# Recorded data
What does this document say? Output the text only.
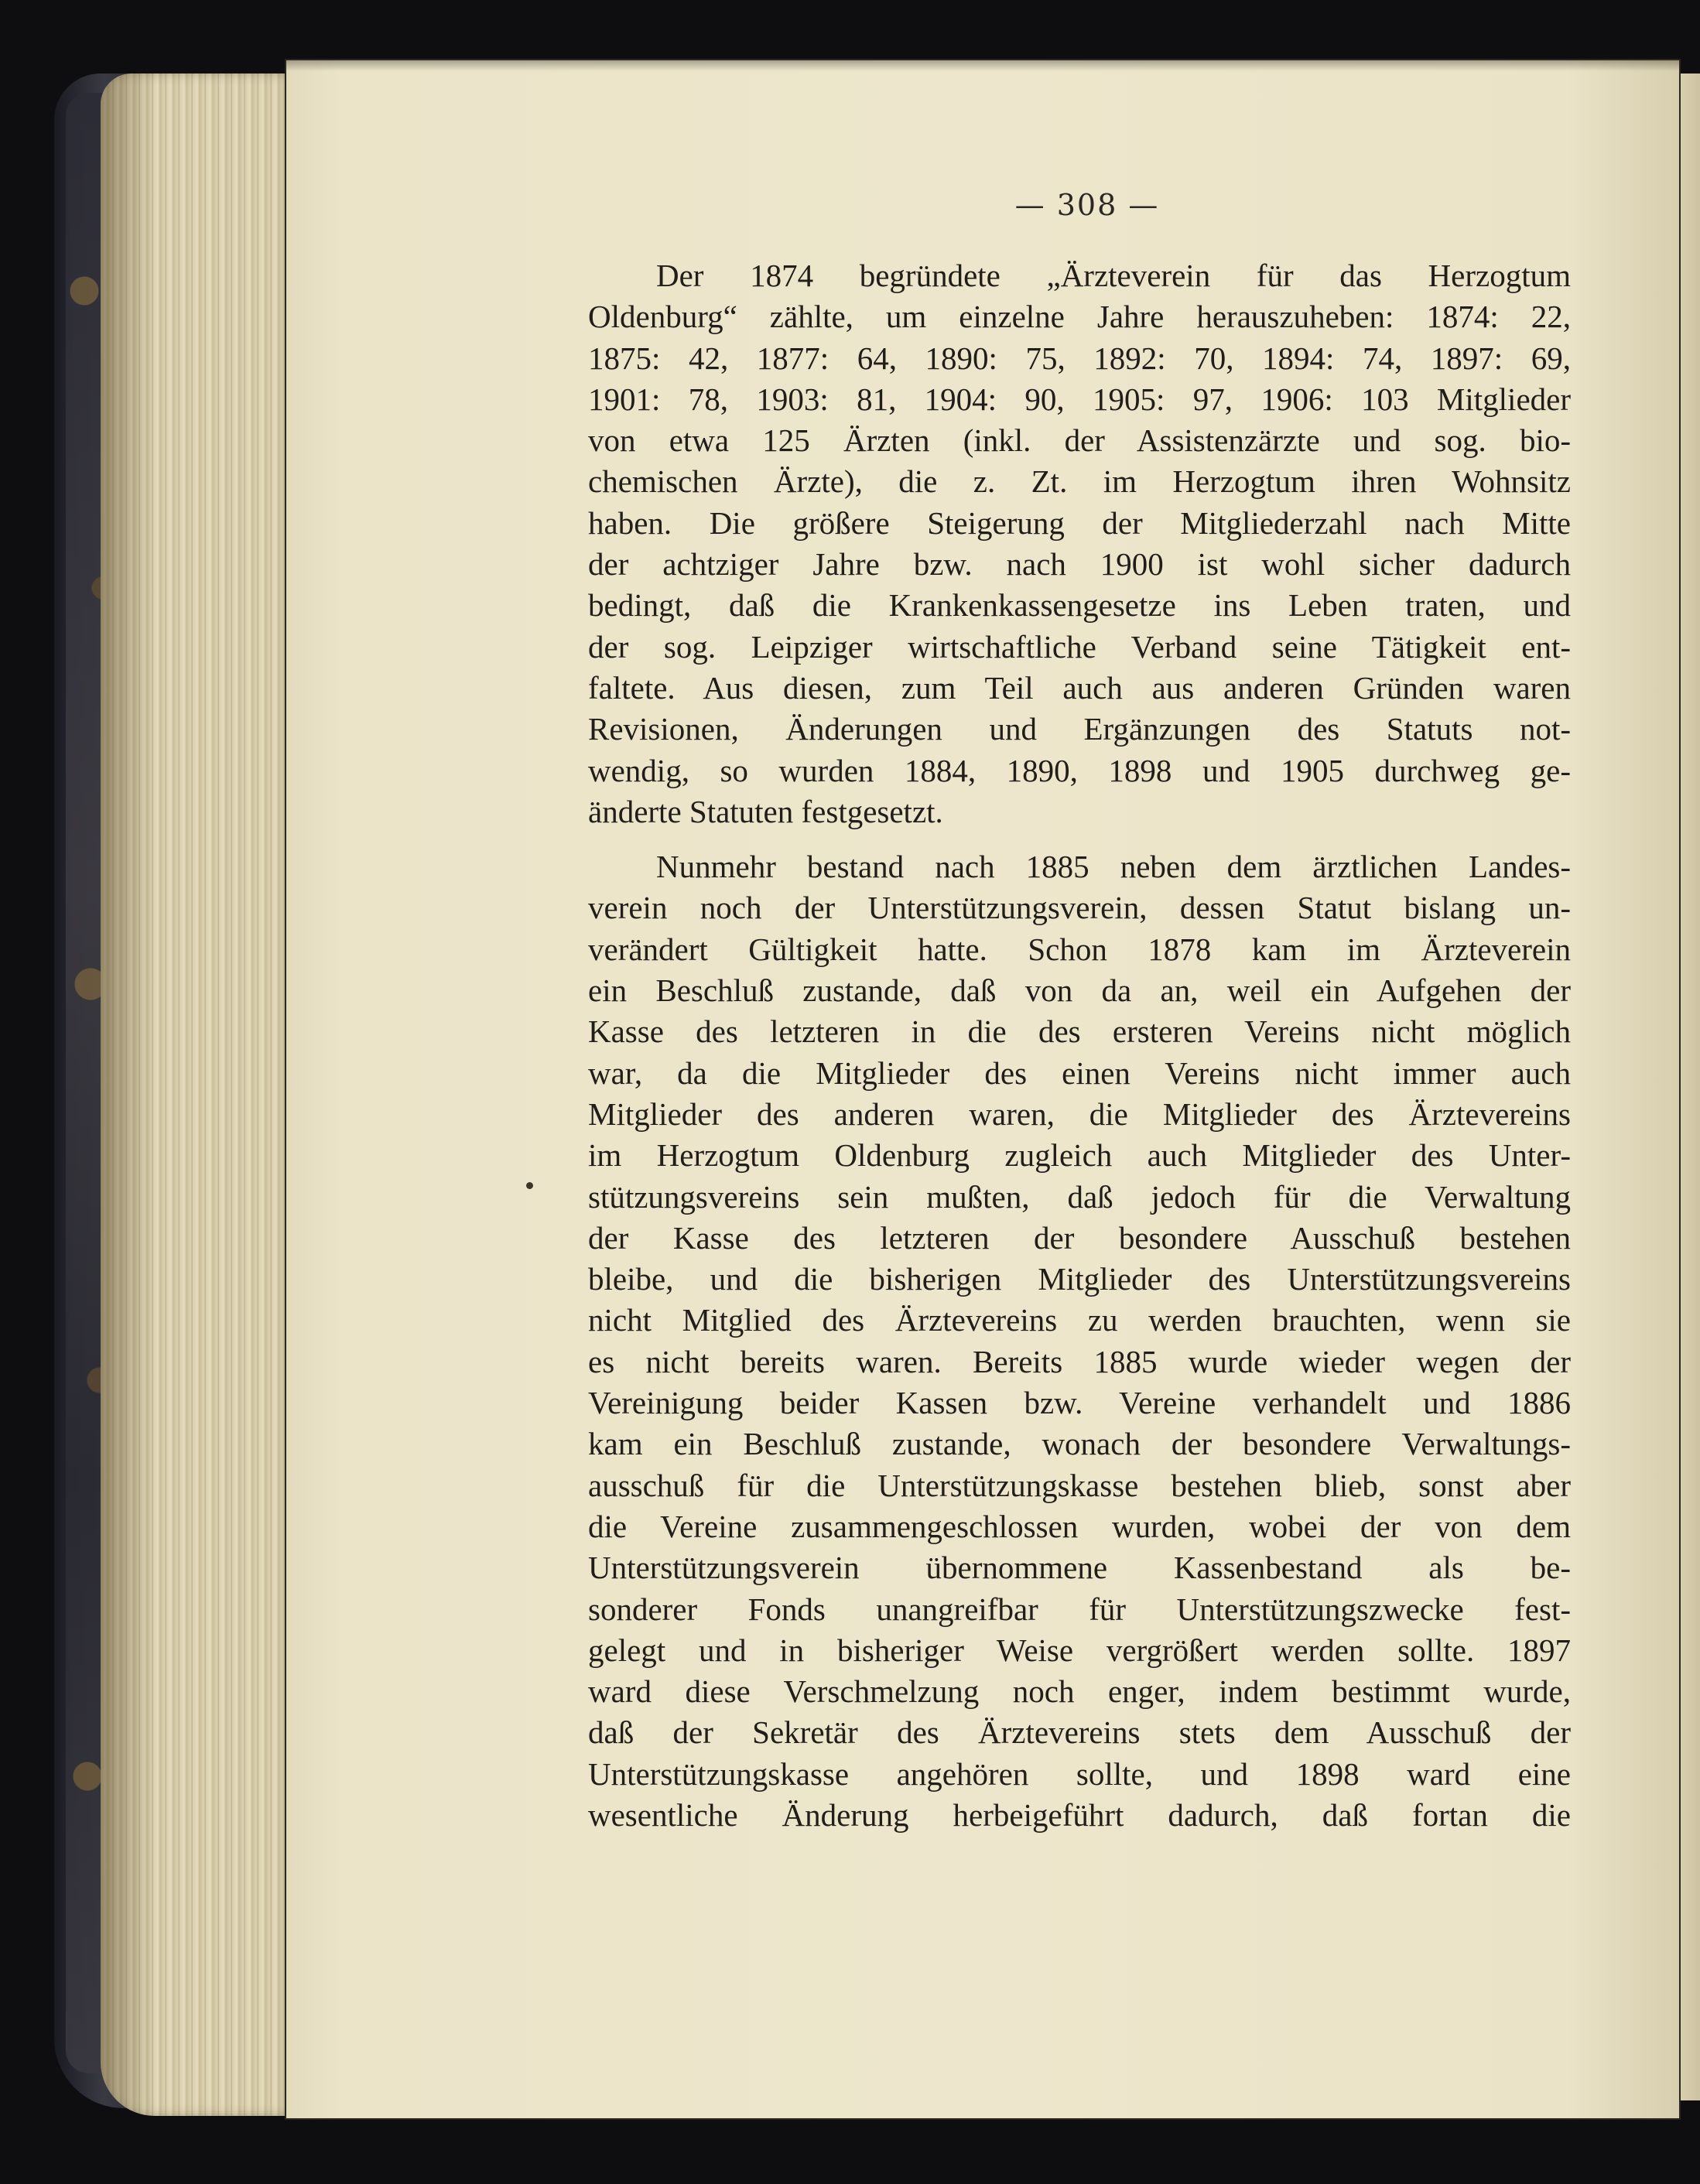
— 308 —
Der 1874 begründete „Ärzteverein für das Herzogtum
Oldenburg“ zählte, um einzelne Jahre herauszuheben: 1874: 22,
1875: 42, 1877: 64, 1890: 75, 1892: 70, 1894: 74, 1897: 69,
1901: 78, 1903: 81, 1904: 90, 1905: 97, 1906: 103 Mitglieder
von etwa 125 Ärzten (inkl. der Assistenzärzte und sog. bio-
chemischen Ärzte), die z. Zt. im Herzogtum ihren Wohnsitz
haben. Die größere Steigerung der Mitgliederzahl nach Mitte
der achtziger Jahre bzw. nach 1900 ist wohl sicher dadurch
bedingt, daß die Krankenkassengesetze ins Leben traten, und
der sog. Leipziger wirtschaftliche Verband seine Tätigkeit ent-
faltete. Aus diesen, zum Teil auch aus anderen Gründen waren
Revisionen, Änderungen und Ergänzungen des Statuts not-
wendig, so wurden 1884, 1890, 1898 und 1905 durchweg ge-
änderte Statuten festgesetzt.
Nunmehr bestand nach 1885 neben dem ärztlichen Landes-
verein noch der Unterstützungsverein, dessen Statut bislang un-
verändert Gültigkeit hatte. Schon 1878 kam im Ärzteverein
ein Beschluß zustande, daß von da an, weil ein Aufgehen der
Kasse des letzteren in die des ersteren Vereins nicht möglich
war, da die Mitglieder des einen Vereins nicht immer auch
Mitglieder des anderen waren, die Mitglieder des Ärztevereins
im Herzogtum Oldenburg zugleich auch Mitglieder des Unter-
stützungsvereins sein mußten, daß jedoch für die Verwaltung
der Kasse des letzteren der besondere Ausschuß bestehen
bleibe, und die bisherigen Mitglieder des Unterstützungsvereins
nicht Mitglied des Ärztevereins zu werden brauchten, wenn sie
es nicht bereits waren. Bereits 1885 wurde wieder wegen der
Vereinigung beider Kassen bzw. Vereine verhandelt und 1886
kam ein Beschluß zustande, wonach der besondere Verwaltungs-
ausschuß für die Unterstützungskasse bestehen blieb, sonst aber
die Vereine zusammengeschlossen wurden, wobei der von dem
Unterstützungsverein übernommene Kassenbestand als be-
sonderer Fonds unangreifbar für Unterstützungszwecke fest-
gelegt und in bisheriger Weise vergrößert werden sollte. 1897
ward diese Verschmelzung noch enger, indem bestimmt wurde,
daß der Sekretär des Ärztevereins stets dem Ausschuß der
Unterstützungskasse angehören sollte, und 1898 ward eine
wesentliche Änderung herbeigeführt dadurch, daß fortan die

# Exercise details
Check each line above for the string "Unterstützungskasse" and show the ones that have it.

# Response
ausschuß für die Unterstützungskasse bestehen blieb, sonst aber
Unterstützungskasse angehören sollte, und 1898 ward eine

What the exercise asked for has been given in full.